Extrait:
══════════════════════════════
LES BEATITUDES

(Gilles Brocard)

Commentaire de la 5ème béatitude

« Heureux les miséricordieux,
 
il leur sera fait miséricorde » 

                                                     

Cette béatitude me donne l’occasion d’approfondir le sens du mot miséricorde, mot qui pour moi, évoque d’emblée le tableau de Rembrandt que vous trouvez en photo au début de cet article.

Ce mot n’est plus très à la mode aujourd’hui et il faut reconnaitre qu’on l’emploie très peu. Je préfère personnellement parler de compassion pour évoquer l’amour inconditionnel auquel ce terme renvoie. C’est peut-être justement parce qu’il est un peu tombé dans les oubliettes que le pape François a promulgué une année de la miséricorde et qu’il a écrit à livre sur ce sujet, (ce livre se nomme : « Le nom de Dieu est miséricorde »  aux éditions Robert Laffont), livre que je vous recommande vivement, car il complétera très bien ce petit article que je conçois comme une mise en bouche autour du mot miséricorde.

 

Le sens du mot « miséricorde ».
══════════════════════════════
Consignes à suivre:
a - Répondez à ces questions sur le commentaire de la cinquième béatitude :
(i) De quel peintre est le tableau que le mot miséricorde évoque d'emblée pour l'auteur ?
(ii) Quel mot l'auteur préfère-t-il employer pour parler de l'amour inconditionnel ?
(iii) Quel est le titre du livre du pape François cité, et chez quel éditeur a-t-il paru ?
b - Reprenez le commentaire de la cinquième béatitude à la suite de sa dernière ligne et rédigez la partie sur le sens du mot miséricorde.
══════════════════════════════
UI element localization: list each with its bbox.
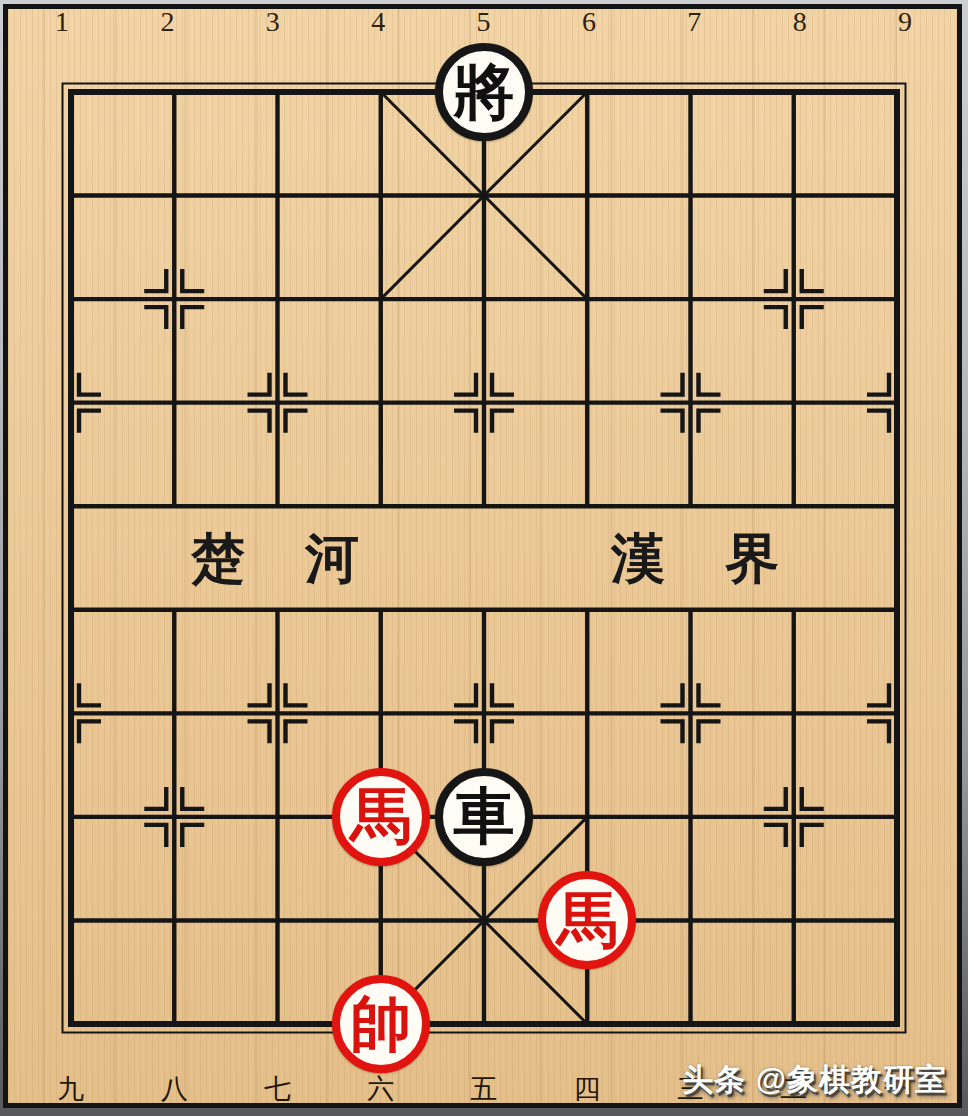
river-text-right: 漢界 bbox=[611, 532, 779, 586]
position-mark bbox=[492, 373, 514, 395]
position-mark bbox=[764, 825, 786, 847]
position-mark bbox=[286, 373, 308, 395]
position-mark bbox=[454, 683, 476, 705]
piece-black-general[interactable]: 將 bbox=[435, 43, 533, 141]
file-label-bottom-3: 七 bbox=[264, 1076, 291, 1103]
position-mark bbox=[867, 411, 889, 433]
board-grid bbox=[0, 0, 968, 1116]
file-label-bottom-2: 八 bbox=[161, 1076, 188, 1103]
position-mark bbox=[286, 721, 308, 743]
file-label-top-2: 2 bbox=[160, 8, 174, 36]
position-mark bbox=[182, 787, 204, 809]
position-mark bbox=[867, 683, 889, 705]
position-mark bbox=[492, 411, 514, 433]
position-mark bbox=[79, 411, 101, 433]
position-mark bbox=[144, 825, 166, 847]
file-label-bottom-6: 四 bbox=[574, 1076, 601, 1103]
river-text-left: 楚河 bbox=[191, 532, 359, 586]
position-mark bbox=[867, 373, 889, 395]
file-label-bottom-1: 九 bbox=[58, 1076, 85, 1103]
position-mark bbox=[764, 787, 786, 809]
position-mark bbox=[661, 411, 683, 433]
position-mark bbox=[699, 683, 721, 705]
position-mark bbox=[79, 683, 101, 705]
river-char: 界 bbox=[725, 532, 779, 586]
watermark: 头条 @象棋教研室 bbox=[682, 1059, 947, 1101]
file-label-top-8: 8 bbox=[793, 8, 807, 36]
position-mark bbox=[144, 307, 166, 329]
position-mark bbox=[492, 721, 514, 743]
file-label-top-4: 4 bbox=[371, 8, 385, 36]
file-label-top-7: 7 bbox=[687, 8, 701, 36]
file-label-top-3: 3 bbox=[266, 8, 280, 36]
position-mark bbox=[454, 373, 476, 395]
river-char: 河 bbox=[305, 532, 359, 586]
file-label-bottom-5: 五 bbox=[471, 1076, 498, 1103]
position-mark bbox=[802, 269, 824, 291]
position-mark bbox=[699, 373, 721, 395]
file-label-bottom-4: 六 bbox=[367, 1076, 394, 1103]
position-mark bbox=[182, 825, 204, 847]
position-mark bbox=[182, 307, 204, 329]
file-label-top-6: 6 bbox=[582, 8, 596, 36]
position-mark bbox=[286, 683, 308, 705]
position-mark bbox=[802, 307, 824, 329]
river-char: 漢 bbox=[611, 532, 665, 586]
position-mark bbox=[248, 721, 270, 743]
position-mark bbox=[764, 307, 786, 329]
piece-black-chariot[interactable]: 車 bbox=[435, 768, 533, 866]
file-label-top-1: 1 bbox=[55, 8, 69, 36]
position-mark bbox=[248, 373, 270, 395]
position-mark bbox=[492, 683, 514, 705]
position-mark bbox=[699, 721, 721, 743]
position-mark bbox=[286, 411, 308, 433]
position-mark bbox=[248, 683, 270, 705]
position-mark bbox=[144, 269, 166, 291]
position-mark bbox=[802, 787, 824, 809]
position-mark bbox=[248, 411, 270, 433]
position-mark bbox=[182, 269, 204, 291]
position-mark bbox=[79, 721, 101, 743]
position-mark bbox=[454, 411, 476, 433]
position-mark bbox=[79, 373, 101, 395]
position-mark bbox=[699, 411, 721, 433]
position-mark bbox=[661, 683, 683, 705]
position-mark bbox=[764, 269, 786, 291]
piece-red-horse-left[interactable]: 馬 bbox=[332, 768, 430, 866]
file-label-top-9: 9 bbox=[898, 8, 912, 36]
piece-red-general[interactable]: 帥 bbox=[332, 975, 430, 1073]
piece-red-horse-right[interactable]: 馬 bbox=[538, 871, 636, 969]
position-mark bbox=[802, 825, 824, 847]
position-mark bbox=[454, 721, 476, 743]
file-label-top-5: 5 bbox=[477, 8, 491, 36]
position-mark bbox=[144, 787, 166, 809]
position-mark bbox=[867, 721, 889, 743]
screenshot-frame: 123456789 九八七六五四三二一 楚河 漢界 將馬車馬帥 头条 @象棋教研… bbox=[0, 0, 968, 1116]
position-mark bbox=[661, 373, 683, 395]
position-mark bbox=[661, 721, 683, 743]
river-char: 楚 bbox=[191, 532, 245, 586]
══════════════════════════════
Réponses par consigne:
a -
(i) Rembrandt.
(ii) Compassion.
(iii) « Le nom de Dieu est miséricorde », aux éditions Robert Laffont.

b -
L’étymologie du mot « miséricorde » signifie que la misère de l’autre est prise en compte par le cœur. C’est le fait de ressentir en soi la souffrance de l’autre. Le terme qui se rapproche le plus est le mot « compassion ». En Hébreu biblique, la miséricorde, c’est la capacité à se laisser remuer jusqu’aux entrailles devant les souffrances de l’autre. Comme toujours dans les béatitudes, c’est de son Père dont parle Jésus. Oui Dieu est miséricorde, et ce n’est pas un attribut, c’est son être même, c’est sa nature profonde, Il n’est que miséricorde. Souvenez-vous, dès le début de la bible, Dieu a les entrailles retournées quand il voit le peuple hébreux souffrir sous les coups des égyptiens : «  J’ai vu, oui, j’ai vu la misère de mon peuple qui est en Égypte, et j’ai entendu ses cris sous les coups des surveillants. Oui, je connais ses souffrances.» (Exode 3,7).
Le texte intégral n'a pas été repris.